***** Data provided
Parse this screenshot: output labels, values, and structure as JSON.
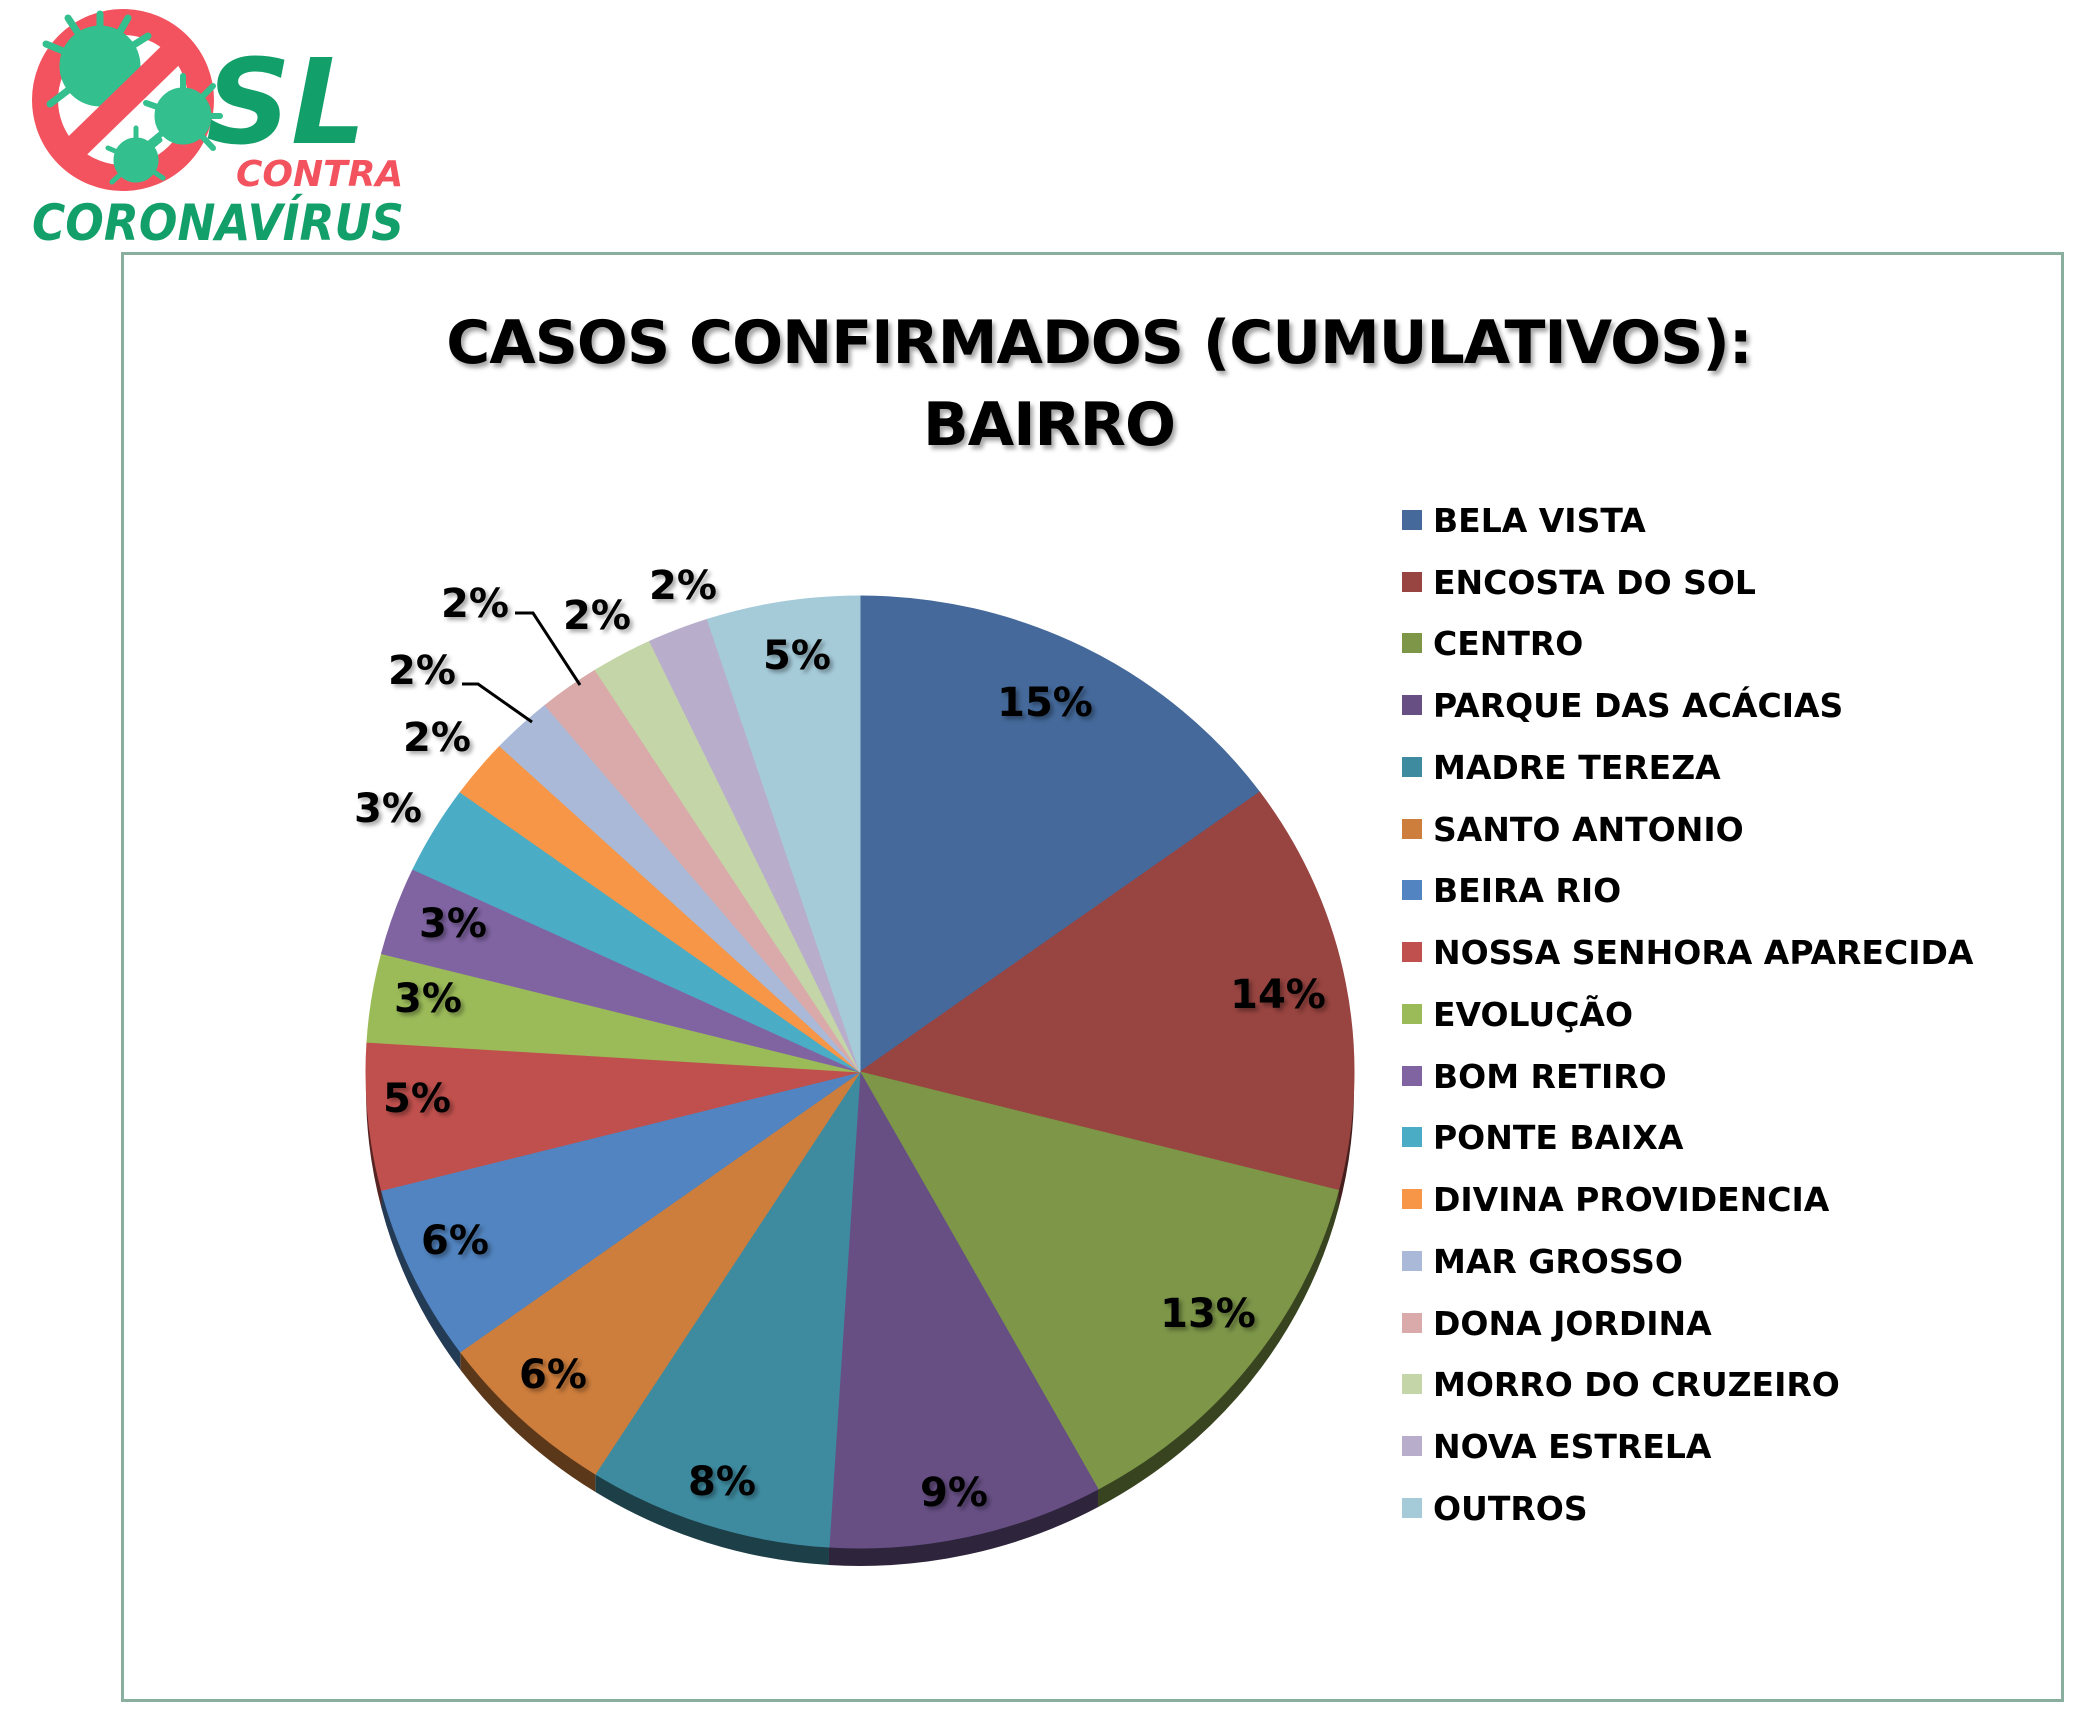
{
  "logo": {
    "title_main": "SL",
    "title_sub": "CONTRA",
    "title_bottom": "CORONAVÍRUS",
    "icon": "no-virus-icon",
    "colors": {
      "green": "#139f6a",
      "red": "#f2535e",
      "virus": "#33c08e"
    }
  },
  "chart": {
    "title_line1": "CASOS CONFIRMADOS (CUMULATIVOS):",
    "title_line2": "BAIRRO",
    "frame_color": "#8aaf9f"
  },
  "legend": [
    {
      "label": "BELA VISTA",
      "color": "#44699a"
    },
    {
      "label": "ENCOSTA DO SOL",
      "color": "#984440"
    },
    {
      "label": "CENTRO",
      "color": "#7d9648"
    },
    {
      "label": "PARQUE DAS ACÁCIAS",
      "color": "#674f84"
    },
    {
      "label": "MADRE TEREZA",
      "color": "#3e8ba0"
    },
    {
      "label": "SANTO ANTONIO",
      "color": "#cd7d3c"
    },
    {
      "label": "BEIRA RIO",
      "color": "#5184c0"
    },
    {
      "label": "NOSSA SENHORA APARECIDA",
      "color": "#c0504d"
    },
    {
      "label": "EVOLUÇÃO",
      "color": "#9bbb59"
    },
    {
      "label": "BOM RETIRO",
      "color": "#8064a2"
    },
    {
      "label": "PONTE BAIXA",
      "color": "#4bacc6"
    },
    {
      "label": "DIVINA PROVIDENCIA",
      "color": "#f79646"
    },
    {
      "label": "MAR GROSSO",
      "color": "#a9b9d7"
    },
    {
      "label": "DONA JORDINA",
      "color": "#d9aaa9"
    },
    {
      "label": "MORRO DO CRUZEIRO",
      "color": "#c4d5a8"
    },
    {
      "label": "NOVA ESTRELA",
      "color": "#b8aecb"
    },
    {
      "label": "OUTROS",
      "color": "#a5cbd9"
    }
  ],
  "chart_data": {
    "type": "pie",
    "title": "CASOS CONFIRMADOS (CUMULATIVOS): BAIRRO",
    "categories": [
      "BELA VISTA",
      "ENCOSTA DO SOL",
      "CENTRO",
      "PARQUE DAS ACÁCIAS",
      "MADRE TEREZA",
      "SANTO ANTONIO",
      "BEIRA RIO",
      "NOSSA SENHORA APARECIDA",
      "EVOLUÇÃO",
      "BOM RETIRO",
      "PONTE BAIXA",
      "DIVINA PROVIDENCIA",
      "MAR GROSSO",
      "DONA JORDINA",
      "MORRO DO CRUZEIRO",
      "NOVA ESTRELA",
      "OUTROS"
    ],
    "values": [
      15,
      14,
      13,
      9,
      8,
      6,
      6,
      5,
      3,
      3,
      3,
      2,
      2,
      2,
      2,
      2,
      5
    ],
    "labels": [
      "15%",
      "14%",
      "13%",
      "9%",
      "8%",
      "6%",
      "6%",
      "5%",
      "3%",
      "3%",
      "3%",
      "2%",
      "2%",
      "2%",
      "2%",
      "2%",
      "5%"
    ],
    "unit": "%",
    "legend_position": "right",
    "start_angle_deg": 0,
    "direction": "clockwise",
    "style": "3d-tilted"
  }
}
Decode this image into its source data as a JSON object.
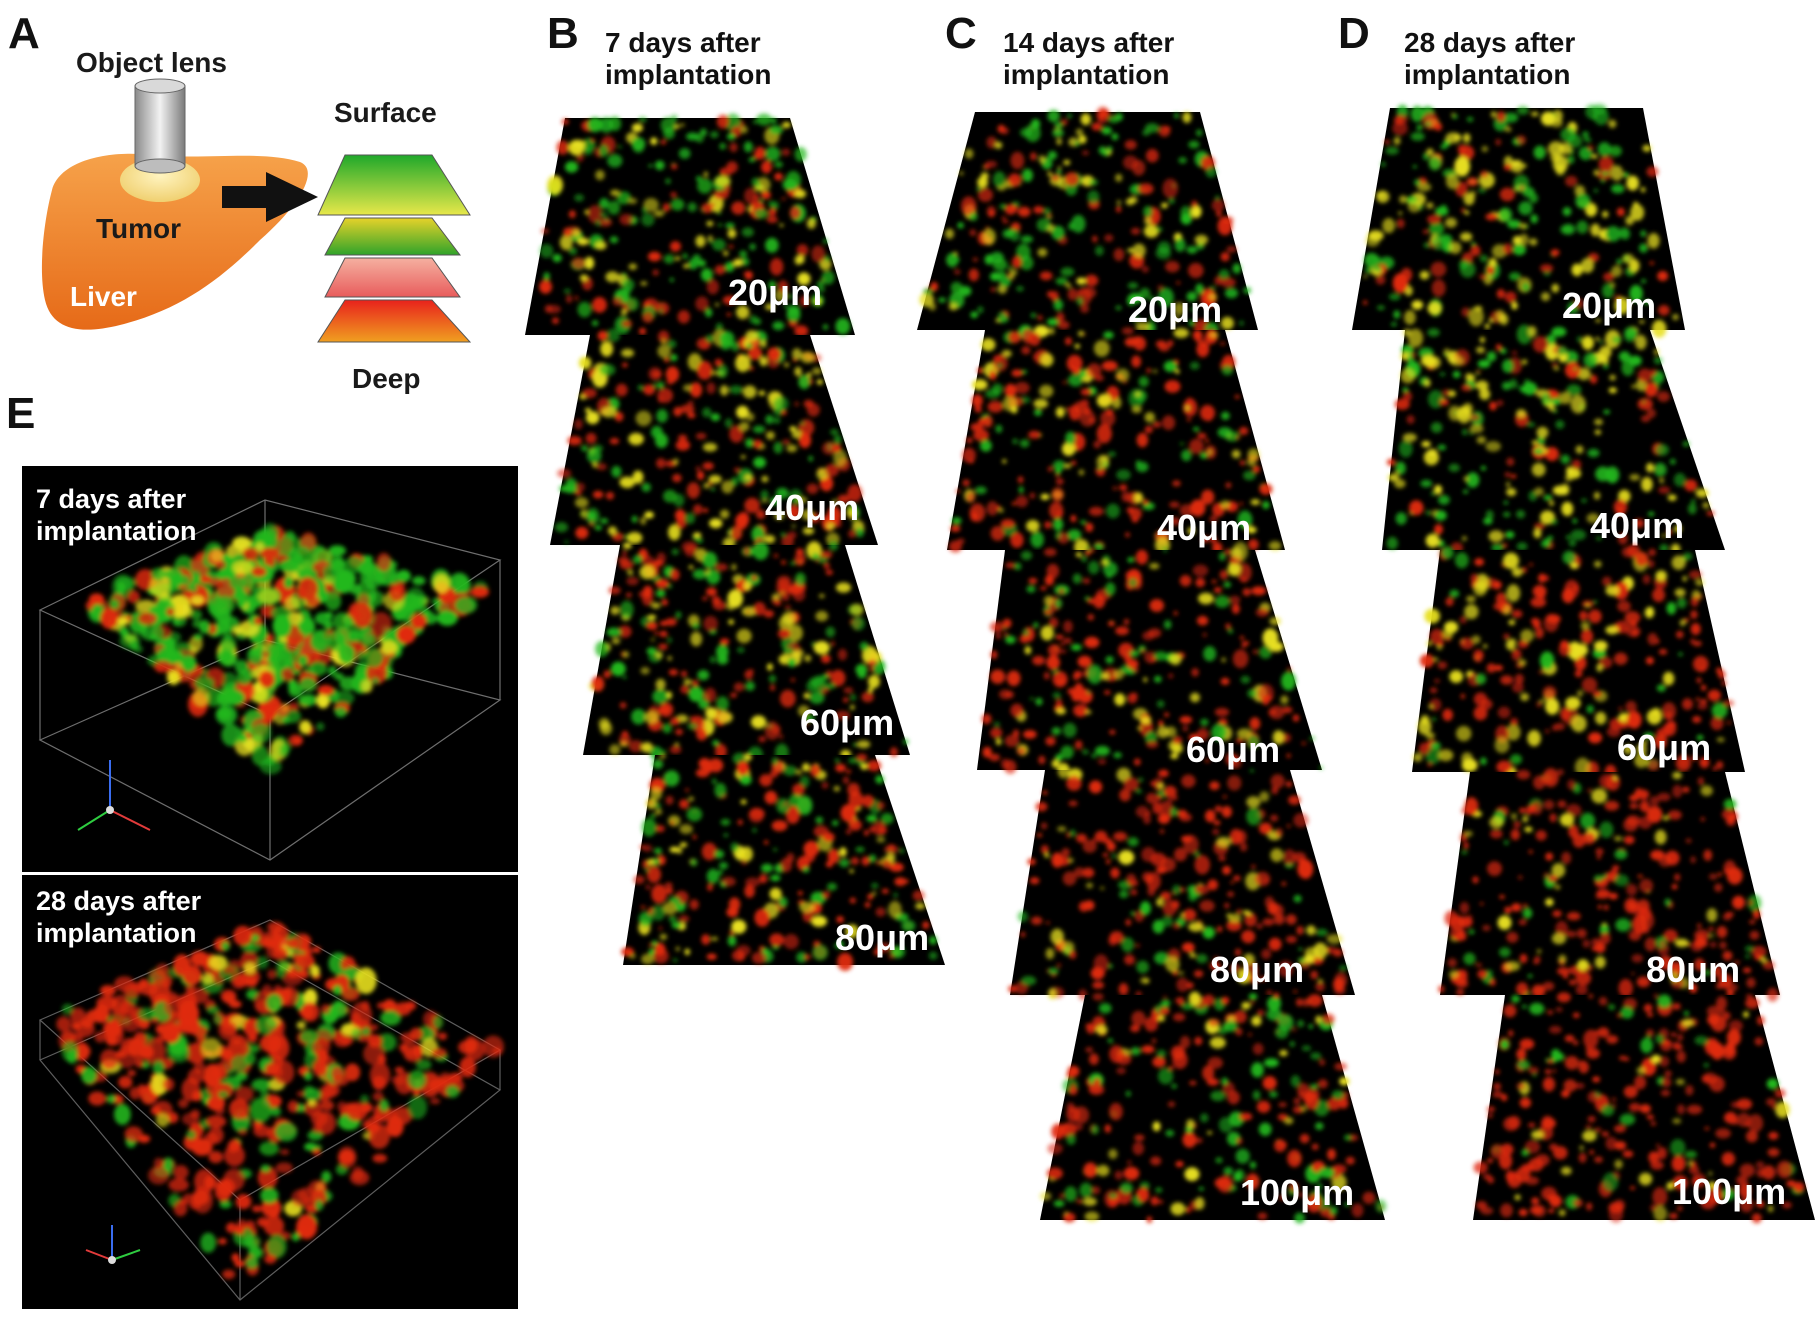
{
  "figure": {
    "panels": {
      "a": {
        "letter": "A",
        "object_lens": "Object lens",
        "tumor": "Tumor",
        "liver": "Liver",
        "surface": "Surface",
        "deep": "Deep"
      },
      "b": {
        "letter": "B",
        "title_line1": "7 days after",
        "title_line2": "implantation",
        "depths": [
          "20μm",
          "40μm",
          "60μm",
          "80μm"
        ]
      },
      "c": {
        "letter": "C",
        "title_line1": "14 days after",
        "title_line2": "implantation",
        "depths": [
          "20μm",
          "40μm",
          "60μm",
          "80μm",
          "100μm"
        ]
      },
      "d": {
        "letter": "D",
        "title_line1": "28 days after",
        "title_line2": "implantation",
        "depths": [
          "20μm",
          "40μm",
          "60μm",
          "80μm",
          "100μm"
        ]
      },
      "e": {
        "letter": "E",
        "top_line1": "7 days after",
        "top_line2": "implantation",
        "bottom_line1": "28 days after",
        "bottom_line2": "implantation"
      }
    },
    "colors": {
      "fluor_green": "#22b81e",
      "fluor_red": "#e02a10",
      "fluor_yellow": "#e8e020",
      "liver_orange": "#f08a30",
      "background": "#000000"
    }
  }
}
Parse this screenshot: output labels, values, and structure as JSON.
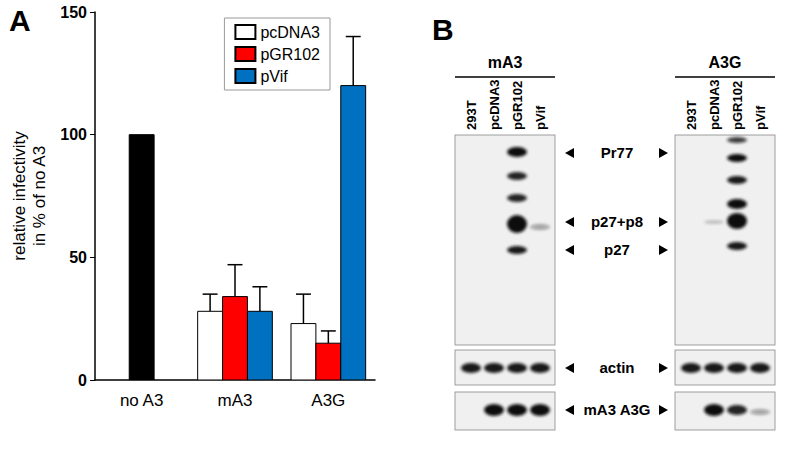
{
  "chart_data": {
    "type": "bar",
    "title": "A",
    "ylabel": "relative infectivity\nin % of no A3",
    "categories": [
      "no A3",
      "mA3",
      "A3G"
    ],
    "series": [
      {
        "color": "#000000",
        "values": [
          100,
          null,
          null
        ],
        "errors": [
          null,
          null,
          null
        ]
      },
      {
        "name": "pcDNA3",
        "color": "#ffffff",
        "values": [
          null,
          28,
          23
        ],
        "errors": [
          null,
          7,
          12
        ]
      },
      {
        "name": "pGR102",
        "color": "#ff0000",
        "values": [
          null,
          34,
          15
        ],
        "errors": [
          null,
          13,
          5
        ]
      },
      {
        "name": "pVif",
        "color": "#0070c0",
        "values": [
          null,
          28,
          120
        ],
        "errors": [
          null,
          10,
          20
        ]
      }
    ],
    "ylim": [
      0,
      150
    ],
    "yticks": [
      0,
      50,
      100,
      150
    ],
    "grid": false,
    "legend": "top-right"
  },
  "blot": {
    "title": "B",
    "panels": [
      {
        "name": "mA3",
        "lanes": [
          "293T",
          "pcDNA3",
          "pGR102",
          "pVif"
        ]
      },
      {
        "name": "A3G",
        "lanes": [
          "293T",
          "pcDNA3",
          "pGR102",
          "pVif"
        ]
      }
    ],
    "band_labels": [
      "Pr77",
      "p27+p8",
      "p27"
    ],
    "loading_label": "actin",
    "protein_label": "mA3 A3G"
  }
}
**********
**Activity**
Answer with a number only: how many lines above have the word "letter"?

**Solution**
5